## Begin GIVEN DATA

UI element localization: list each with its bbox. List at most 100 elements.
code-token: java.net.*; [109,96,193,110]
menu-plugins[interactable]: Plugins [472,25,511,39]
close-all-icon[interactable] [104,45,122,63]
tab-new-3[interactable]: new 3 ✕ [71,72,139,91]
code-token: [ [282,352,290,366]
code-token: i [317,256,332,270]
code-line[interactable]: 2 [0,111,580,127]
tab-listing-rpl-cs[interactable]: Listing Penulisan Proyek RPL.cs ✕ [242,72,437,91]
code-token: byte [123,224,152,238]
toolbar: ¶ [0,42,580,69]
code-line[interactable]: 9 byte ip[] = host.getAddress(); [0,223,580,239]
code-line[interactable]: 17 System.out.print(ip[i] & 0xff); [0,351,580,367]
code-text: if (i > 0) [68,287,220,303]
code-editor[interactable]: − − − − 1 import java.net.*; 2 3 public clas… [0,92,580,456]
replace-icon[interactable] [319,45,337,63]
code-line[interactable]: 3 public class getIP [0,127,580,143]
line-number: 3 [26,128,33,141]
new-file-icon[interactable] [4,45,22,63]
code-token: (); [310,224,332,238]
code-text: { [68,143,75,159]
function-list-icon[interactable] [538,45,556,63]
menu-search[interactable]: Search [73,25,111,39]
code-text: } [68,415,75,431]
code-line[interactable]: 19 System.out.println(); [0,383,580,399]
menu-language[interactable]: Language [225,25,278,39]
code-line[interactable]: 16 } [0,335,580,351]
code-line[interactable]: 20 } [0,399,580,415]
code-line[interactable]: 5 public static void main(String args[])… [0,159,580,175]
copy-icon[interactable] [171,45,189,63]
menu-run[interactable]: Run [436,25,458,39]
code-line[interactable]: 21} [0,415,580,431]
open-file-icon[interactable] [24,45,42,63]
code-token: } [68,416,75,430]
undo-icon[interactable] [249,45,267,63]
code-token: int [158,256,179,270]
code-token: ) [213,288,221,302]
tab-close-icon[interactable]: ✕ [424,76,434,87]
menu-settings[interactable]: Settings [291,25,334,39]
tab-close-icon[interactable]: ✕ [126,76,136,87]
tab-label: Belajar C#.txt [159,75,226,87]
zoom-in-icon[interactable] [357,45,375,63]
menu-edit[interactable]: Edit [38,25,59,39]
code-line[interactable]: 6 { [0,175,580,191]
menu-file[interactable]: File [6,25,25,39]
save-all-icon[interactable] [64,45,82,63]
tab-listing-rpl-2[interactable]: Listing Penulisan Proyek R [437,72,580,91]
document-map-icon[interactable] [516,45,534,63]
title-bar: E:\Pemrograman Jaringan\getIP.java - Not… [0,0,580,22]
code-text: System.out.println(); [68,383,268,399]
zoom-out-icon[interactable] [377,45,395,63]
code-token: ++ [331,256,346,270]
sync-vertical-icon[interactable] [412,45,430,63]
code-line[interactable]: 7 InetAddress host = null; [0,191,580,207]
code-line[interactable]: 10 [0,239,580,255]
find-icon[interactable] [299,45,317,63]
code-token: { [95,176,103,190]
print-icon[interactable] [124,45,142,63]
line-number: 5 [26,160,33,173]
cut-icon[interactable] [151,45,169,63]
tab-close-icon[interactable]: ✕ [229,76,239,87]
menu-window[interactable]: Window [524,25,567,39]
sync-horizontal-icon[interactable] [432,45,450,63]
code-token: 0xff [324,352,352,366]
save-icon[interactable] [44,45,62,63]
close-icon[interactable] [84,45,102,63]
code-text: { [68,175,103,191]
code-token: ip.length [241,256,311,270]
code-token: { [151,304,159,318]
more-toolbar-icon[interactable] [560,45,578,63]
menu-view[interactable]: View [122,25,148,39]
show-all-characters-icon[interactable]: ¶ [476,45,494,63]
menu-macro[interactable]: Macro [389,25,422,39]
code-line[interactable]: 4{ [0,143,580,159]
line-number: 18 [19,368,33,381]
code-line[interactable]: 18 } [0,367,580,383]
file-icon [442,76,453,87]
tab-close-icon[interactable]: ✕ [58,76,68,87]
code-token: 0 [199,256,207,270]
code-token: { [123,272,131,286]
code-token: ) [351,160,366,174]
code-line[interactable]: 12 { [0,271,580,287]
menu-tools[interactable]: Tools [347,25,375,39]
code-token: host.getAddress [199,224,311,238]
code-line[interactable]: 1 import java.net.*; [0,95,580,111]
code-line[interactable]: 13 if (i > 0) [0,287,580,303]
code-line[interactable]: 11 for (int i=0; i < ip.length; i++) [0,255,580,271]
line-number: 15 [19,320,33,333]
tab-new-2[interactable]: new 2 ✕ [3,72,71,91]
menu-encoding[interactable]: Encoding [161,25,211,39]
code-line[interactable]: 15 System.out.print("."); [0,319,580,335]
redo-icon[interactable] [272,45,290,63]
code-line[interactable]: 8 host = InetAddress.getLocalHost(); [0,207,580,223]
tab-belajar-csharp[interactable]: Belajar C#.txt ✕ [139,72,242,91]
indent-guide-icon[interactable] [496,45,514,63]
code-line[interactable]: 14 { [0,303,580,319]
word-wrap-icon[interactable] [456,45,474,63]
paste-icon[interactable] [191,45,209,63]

## End GIVEN DATA

### WHAT IS BEING ASKED
Print all of the data above again, line for line, without changing anything.

### WRITTEN RESPONSE
UI element localization: list each with its bbox. List at most 100 elements.
code-token: java.net.*; [109,96,193,110]
menu-plugins[interactable]: Plugins [472,25,511,39]
close-all-icon[interactable] [104,45,122,63]
tab-new-3[interactable]: new 3 ✕ [71,72,139,91]
code-token: [ [282,352,290,366]
code-token: i [317,256,332,270]
code-line[interactable]: 2 [0,111,580,127]
tab-listing-rpl-cs[interactable]: Listing Penulisan Proyek RPL.cs ✕ [242,72,437,91]
code-token: byte [123,224,152,238]
toolbar: ¶ [0,42,580,69]
code-line[interactable]: 9 byte ip[] = host.getAddress(); [0,223,580,239]
code-line[interactable]: 17 System.out.print(ip[i] & 0xff); [0,351,580,367]
code-text: if (i > 0) [68,287,220,303]
code-editor[interactable]: − − − − 1 import java.net.*; 2 3 public clas… [0,92,580,456]
replace-icon[interactable] [319,45,337,63]
code-line[interactable]: 3 public class getIP [0,127,580,143]
line-number: 3 [26,128,33,141]
new-file-icon[interactable] [4,45,22,63]
code-token: (); [310,224,332,238]
code-text: { [68,143,75,159]
function-list-icon[interactable] [538,45,556,63]
menu-search[interactable]: Search [73,25,111,39]
code-text: } [68,415,75,431]
code-line[interactable]: 19 System.out.println(); [0,383,580,399]
menu-language[interactable]: Language [225,25,278,39]
code-line[interactable]: 16 } [0,335,580,351]
code-line[interactable]: 20 } [0,399,580,415]
code-line[interactable]: 5 public static void main(String args[])… [0,159,580,175]
copy-icon[interactable] [171,45,189,63]
menu-run[interactable]: Run [436,25,458,39]
code-line[interactable]: 21} [0,415,580,431]
open-file-icon[interactable] [24,45,42,63]
code-token: } [68,416,75,430]
undo-icon[interactable] [249,45,267,63]
code-token: int [158,256,179,270]
code-token: ) [213,288,221,302]
tab-close-icon[interactable]: ✕ [424,76,434,87]
menu-settings[interactable]: Settings [291,25,334,39]
tab-close-icon[interactable]: ✕ [126,76,136,87]
tab-label: Belajar C#.txt [159,75,226,87]
zoom-in-icon[interactable] [357,45,375,63]
menu-edit[interactable]: Edit [38,25,59,39]
code-line[interactable]: 6 { [0,175,580,191]
menu-file[interactable]: File [6,25,25,39]
save-all-icon[interactable] [64,45,82,63]
tab-listing-rpl-2[interactable]: Listing Penulisan Proyek R [437,72,580,91]
document-map-icon[interactable] [516,45,534,63]
title-bar: E:\Pemrograman Jaringan\getIP.java - Not… [0,0,580,22]
code-text: System.out.println(); [68,383,268,399]
zoom-out-icon[interactable] [377,45,395,63]
code-token: ++ [331,256,346,270]
sync-vertical-icon[interactable] [412,45,430,63]
code-line[interactable]: 7 InetAddress host = null; [0,191,580,207]
code-line[interactable]: 10 [0,239,580,255]
find-icon[interactable] [299,45,317,63]
code-token: { [95,176,103,190]
print-icon[interactable] [124,45,142,63]
line-number: 5 [26,160,33,173]
cut-icon[interactable] [151,45,169,63]
tab-close-icon[interactable]: ✕ [229,76,239,87]
menu-window[interactable]: Window [524,25,567,39]
sync-horizontal-icon[interactable] [432,45,450,63]
code-token: 0xff [324,352,352,366]
save-icon[interactable] [44,45,62,63]
close-icon[interactable] [84,45,102,63]
code-text: { [68,175,103,191]
code-token: ip.length [241,256,311,270]
code-token: { [151,304,159,318]
more-toolbar-icon[interactable] [560,45,578,63]
menu-view[interactable]: View [122,25,148,39]
show-all-characters-icon[interactable]: ¶ [476,45,494,63]
menu-macro[interactable]: Macro [389,25,422,39]
code-line[interactable]: 4{ [0,143,580,159]
line-number: 18 [19,368,33,381]
code-line[interactable]: 18 } [0,367,580,383]
file-icon [442,76,453,87]
tab-close-icon[interactable]: ✕ [58,76,68,87]
code-token: 0 [199,256,207,270]
code-token: { [123,272,131,286]
code-token: ) [351,160,366,174]
code-line[interactable]: 12 { [0,271,580,287]
menu-tools[interactable]: Tools [347,25,375,39]
code-token: host.getAddress [199,224,311,238]
code-line[interactable]: 1 import java.net.*; [0,95,580,111]
code-line[interactable]: 13 if (i > 0) [0,287,580,303]
code-line[interactable]: 11 for (int i=0; i < ip.length; i++) [0,255,580,271]
line-number: 15 [19,320,33,333]
tab-new-2[interactable]: new 2 ✕ [3,72,71,91]
menu-encoding[interactable]: Encoding [161,25,211,39]
code-line[interactable]: 15 System.out.print("."); [0,319,580,335]
redo-icon[interactable] [272,45,290,63]
code-line[interactable]: 8 host = InetAddress.getLocalHost(); [0,207,580,223]
tab-belajar-csharp[interactable]: Belajar C#.txt ✕ [139,72,242,91]
indent-guide-icon[interactable] [496,45,514,63]
code-line[interactable]: 14 { [0,303,580,319]
word-wrap-icon[interactable] [456,45,474,63]
paste-icon[interactable] [191,45,209,63]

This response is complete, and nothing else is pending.